SHORT TASK: Among the lines listed below, count those that include the string "xlabel", and state only the count.

EXTRACTED RECORDS:
================

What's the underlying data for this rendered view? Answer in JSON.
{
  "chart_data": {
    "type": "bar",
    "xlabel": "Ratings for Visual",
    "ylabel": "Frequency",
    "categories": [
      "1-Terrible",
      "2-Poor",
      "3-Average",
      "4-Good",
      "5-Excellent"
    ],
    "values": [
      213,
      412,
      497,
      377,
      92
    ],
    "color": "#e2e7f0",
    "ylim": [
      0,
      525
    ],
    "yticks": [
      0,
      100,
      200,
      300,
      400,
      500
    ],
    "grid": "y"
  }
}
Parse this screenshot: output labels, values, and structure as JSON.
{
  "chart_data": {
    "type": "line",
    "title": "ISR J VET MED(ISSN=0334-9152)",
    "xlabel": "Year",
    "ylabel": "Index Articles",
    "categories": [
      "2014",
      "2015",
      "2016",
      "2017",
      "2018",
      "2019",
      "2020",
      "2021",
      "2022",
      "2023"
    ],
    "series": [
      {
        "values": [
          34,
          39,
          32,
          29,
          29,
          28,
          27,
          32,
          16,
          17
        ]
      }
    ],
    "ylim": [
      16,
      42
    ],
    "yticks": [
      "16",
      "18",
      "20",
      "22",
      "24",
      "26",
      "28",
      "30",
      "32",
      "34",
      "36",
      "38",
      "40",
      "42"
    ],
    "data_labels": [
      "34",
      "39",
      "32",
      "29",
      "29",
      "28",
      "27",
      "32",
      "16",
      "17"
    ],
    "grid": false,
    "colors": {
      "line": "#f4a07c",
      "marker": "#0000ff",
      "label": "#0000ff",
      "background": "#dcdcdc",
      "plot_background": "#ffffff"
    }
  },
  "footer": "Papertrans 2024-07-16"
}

================

ANSWER TO THIS TASK: 2